→ ABOUT THIS EXERCISE: Take every line from the material that has the word "preuves" in it.

Start of INPUT DATA

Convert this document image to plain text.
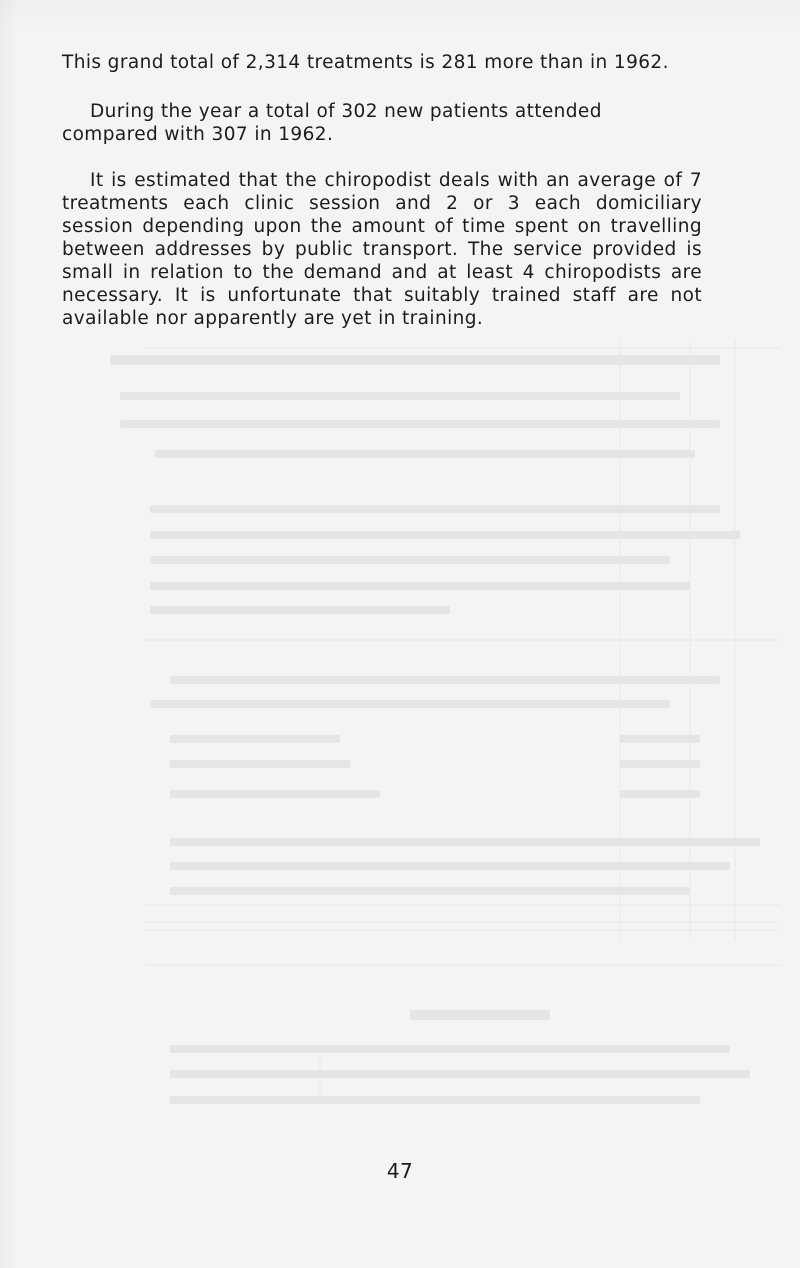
This grand total of 2,314 treatments is 281 more than in 1962.

During the year a total of 302 new patients attended compared with 307 in 1962.

It is estimated that the chiropodist deals with an average of 7 treatments each clinic session and 2 or 3 each domiciliary session depending upon the amount of time spent on travelling between addresses by public transport. The service provided is small in relation to the demand and at least 4 chiropodists are necessary. It is unfortunate that suitably trained staff are not available nor apparently are yet in training.

47
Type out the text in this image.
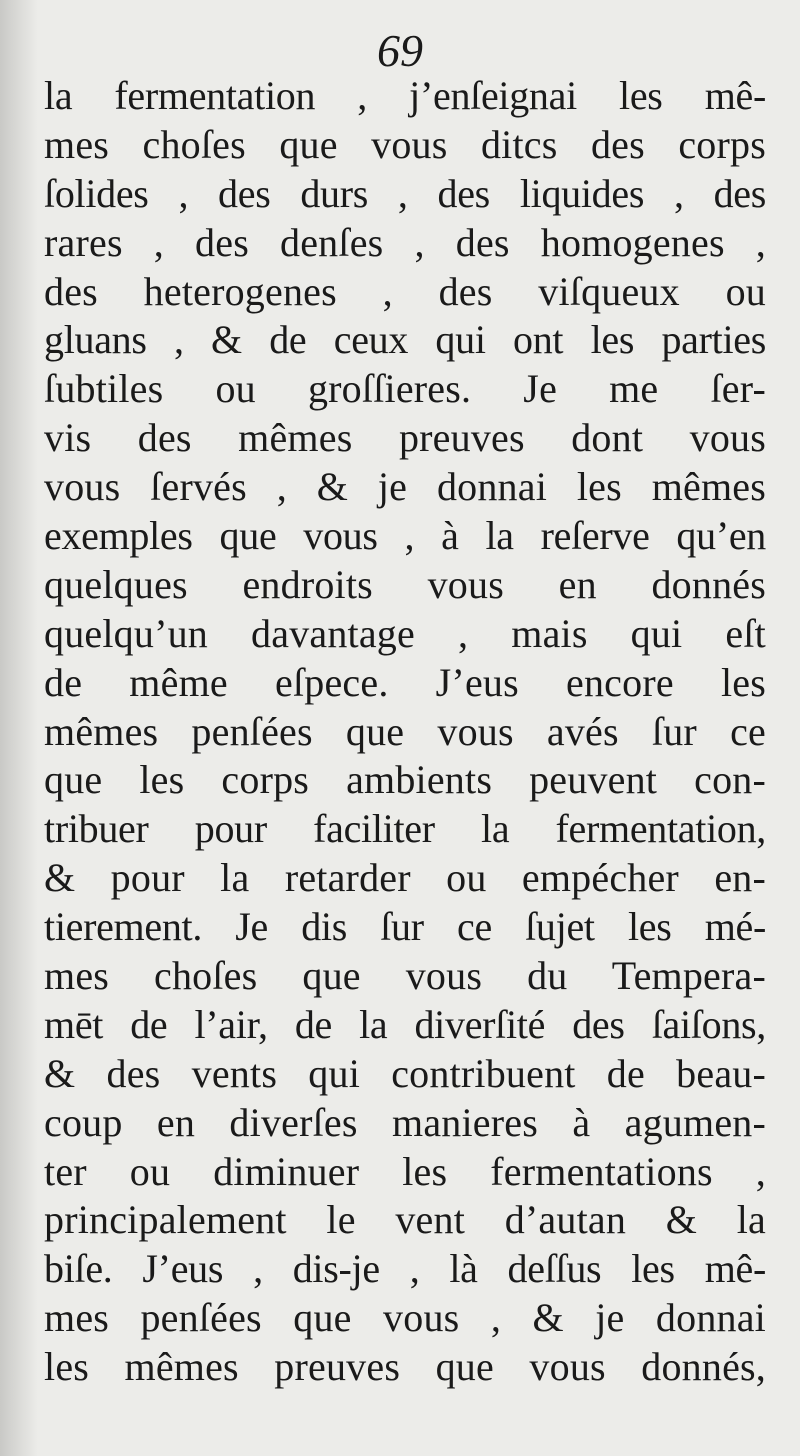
69
la fermentation , j’enſeignai les mê-
mes choſes que vous ditcs des corps
ſolides , des durs , des liquides , des
rares , des denſes , des homogenes ,
des heterogenes , des viſqueux ou
gluans , & de ceux qui ont les parties
ſubtiles ou groſſieres. Je me ſer-
vis des mêmes preuves dont vous
vous ſervés , & je donnai les mêmes
exemples que vous , à la reſerve qu’en
quelques endroits vous en donnés
quelqu’un davantage , mais qui eſt
de même eſpece. J’eus encore les
mêmes penſées que vous avés ſur ce
que les corps ambients peuvent con-
tribuer pour faciliter la fermentation,
& pour la retarder ou empécher en-
tierement. Je dis ſur ce ſujet les mé-
mes choſes que vous du Tempera-
mēt de l’air, de la diverſité des ſaiſons,
& des vents qui contribuent de beau-
coup en diverſes manieres à agumen-
ter ou diminuer les fermentations ,
principalement le vent d’autan & la
biſe. J’eus , dis-je , là deſſus les mê-
mes penſées que vous , & je donnai
les mêmes preuves que vous donnés,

End of INPUT DATA

→ TASK RESPONSE:
vis des mêmes preuves dont vous
les mêmes preuves que vous donnés,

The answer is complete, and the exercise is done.